▶ Exercises
**A)** List the publications that the media trends update says have created columns and newsletters focused on positive content.
**B)** Reproduce the media trends update between "- Consumers (and" and "the outlet’s #travelathomechallenge.", inclusive.

▶ Given passage
»»

With the media landscape continuing to shift during this period, MMGY NJF has compiled the following trends as an update to the March 27 blog post:
- Virtual is here to stay. Outlets are continuing to share content for their readers to stay busy while in isolation. The New York Times declared we’re “officially in the era of fauxcations” and even published a virtual edition of their iconic “52 Places” list. Buzzfeed paused their “Bring Me” travel newsletter and instead launched a “Virtual Vacation” newsletter.
- Consumers (and therefore press) are hungry for positive stories to counterbalance the bad news. Outlets like Upworthy that are dedicated to good news have seen surges in demand; John Krasinski launched his Some Good News show this month; publications such as Fodor’s, National Geographic and The Washington Post have created columns and newsletters focused on positive content.
- Brands are finding new success with Instagram. The Met and Getty Museum have created challenges to recreate artwork from home, and both have gone viral. Additionally, several publications have launched Instagram campaigns, encouraging followers to share travel inspiration from the comfort of their homes. British Virgin Islands was recently featured on AFAR’s account through MMGY NJF’s submission in the outlet’s #travelathomechallenge.

««

[Document structure recognition data]

»»

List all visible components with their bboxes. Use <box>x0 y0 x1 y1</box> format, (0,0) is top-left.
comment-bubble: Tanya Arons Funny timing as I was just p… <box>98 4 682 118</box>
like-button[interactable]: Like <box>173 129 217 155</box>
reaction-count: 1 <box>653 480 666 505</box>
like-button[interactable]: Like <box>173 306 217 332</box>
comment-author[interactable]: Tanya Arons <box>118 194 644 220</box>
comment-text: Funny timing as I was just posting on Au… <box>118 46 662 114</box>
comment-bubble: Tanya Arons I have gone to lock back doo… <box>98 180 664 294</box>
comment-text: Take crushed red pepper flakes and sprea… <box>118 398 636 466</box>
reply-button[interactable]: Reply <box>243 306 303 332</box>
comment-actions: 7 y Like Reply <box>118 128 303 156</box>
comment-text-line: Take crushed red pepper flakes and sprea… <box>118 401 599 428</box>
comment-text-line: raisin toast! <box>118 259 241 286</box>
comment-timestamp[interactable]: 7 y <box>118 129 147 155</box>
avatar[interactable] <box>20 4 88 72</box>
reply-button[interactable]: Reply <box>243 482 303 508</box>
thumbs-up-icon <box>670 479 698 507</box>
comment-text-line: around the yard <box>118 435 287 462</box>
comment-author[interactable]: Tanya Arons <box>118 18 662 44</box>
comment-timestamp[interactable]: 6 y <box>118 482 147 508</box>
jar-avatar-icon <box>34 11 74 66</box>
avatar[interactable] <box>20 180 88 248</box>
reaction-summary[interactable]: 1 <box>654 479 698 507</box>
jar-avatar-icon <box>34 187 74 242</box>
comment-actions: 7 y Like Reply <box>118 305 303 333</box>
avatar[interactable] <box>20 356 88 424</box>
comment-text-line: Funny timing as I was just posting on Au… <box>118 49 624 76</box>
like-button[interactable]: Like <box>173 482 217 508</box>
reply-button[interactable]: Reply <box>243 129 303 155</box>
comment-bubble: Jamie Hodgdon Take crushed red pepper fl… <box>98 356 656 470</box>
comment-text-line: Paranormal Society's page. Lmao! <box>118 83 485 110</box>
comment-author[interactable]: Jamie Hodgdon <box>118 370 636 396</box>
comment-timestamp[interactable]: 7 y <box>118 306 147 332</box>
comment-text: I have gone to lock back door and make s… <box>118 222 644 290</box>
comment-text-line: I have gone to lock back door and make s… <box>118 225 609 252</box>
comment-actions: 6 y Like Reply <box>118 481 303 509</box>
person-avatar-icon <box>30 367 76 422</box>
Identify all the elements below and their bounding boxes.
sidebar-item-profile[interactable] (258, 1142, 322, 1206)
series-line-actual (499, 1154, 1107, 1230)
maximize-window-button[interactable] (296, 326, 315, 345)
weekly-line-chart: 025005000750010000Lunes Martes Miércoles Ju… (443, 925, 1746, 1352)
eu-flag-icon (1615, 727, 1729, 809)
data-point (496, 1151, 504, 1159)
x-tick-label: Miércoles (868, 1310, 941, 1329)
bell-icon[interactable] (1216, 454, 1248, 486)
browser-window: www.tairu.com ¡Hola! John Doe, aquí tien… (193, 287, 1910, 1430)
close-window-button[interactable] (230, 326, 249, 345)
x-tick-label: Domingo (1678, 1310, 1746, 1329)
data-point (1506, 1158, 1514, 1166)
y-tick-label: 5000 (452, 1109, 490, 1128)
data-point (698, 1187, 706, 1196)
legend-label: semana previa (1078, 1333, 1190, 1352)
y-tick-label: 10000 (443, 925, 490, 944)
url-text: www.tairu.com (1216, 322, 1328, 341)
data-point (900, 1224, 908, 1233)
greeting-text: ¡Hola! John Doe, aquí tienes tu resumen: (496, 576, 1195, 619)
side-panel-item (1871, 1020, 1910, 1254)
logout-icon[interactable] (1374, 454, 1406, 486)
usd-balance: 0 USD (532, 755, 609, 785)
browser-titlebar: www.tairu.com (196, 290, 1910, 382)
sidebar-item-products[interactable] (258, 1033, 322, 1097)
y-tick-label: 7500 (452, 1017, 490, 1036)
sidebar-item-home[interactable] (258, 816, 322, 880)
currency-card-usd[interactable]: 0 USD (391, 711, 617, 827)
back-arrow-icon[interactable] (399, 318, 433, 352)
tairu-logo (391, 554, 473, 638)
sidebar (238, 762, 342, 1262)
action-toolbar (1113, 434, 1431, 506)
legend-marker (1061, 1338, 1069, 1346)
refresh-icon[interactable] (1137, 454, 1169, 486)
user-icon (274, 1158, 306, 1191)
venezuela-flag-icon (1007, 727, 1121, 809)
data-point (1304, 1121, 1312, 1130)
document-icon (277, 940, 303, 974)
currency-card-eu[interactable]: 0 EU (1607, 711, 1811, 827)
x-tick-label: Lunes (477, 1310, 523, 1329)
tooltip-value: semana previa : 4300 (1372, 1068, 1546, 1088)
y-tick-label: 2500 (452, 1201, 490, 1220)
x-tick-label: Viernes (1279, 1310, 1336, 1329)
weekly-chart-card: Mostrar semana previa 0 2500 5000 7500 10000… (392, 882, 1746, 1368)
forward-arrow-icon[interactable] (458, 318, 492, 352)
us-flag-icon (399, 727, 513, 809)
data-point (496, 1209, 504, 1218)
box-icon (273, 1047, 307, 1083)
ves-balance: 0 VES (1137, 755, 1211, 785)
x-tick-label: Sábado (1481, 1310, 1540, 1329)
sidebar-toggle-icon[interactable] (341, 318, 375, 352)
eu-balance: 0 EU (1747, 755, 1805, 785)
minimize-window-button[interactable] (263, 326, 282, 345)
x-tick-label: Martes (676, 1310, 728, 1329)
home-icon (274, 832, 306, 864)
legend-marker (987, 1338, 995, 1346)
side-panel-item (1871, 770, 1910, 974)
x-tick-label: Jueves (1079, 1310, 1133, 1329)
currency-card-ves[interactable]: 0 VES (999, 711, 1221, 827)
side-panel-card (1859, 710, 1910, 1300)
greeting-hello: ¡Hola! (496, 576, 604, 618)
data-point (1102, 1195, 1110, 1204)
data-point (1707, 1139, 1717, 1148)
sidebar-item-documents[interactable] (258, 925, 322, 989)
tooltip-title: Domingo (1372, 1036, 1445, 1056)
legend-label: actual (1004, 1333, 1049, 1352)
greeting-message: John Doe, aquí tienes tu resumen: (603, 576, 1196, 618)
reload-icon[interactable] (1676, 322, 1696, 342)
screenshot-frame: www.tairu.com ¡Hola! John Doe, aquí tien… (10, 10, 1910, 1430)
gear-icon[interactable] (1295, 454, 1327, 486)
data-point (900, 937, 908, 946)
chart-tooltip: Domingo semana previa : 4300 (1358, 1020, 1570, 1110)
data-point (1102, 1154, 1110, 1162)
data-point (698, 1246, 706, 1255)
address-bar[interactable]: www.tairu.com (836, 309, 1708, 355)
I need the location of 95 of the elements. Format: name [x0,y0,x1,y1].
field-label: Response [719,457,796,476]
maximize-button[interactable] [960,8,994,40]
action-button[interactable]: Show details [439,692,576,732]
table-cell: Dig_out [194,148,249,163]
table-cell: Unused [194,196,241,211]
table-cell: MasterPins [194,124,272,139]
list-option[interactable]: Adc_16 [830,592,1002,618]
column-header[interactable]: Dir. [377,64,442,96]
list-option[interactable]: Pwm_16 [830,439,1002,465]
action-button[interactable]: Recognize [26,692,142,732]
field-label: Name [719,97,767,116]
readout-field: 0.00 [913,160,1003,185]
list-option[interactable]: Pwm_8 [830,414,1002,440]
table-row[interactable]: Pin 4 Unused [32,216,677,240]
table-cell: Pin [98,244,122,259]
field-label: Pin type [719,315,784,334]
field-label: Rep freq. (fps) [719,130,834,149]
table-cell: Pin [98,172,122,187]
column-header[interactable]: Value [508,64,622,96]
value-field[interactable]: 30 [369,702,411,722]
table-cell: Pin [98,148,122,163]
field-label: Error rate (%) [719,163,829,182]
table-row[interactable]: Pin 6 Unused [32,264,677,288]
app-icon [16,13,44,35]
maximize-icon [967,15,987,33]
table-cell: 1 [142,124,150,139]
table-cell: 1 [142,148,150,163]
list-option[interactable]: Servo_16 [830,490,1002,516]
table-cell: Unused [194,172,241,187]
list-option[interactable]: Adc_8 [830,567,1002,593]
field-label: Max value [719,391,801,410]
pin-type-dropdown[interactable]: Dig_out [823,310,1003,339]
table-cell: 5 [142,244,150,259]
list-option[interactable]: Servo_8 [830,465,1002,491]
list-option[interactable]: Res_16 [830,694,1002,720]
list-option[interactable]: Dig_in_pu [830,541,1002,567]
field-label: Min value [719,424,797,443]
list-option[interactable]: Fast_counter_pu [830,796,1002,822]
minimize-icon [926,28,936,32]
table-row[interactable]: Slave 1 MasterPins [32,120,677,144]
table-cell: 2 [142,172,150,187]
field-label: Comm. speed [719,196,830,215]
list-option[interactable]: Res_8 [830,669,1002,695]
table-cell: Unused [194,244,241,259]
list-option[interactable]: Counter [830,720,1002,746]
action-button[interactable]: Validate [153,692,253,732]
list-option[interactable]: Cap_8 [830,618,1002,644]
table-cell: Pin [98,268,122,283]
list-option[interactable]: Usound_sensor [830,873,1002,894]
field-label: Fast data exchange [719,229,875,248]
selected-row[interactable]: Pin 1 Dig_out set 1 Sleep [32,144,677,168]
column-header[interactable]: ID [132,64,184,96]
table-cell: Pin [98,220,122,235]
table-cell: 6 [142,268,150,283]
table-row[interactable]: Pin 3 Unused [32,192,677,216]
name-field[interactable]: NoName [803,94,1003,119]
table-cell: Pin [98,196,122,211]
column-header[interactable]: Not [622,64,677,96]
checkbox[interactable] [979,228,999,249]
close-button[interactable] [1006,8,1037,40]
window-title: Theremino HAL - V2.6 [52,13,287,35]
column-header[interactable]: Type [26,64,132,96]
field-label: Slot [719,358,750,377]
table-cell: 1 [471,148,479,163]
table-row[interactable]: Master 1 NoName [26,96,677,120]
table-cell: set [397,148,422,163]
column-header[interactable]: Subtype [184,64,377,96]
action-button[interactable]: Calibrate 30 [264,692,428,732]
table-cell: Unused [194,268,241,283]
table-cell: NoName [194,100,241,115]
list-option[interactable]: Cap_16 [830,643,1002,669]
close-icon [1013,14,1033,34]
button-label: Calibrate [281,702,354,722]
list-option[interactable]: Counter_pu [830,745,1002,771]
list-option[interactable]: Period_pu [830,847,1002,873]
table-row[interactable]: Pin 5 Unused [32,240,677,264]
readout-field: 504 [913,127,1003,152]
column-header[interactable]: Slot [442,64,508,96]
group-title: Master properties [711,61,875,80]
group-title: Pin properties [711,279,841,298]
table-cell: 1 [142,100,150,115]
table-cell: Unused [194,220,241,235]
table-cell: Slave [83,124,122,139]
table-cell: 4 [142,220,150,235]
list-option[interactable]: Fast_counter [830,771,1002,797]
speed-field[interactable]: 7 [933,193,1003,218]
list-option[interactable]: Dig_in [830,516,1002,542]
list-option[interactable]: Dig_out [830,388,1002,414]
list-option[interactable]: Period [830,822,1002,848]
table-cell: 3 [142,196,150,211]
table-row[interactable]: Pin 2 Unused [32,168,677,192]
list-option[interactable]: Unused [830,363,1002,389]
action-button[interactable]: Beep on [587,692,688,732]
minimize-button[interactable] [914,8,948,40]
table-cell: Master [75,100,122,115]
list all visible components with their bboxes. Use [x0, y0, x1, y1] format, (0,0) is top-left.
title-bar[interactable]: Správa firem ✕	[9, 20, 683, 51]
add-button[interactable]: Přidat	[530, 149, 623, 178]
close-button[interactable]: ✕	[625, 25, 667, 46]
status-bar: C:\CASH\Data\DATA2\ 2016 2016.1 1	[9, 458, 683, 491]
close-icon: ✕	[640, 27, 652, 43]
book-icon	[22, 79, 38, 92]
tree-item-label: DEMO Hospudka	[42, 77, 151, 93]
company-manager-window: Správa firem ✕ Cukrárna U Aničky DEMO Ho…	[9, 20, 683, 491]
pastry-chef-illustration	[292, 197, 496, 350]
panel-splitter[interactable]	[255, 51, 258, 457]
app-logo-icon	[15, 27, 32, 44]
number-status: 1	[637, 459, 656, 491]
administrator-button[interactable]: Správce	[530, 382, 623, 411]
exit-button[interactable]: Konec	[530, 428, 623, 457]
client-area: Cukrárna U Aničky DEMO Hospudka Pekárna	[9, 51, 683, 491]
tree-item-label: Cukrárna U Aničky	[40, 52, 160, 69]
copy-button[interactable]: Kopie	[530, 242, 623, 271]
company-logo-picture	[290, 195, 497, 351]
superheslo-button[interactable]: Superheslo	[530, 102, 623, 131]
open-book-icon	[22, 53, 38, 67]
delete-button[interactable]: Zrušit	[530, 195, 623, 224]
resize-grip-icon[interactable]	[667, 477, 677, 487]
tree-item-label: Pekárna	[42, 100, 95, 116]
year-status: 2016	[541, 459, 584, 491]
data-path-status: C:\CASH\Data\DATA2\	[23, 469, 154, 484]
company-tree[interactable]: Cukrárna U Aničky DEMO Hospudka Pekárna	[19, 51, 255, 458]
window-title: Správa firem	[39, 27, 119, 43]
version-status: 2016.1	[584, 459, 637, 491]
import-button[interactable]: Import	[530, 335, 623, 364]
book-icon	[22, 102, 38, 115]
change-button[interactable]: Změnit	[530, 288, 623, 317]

««

▶ Solutions by task
**A)** Fodor's, National Geographic, The Washington Post

**B)**
- Consumers (and therefore press) are hungry for positive stories to counterbalance the bad news. Outlets like Upworthy that are dedicated to good news have seen surges in demand; John Krasinski launched his Some Good News show this month; publications such as Fodor’s, National Geographic and The Washington Post have created columns and newsletters focused on positive content.
- Brands are finding new success with Instagram. The Met and Getty Museum have created challenges to recreate artwork from home, and both have gone viral. Additionally, several publications have launched Instagram campaigns, encouraging followers to share travel inspiration from the comfort of their homes. British Virgin Islands was recently featured on AFAR’s account through MMGY NJF’s submission in the outlet’s #travelathomechallenge.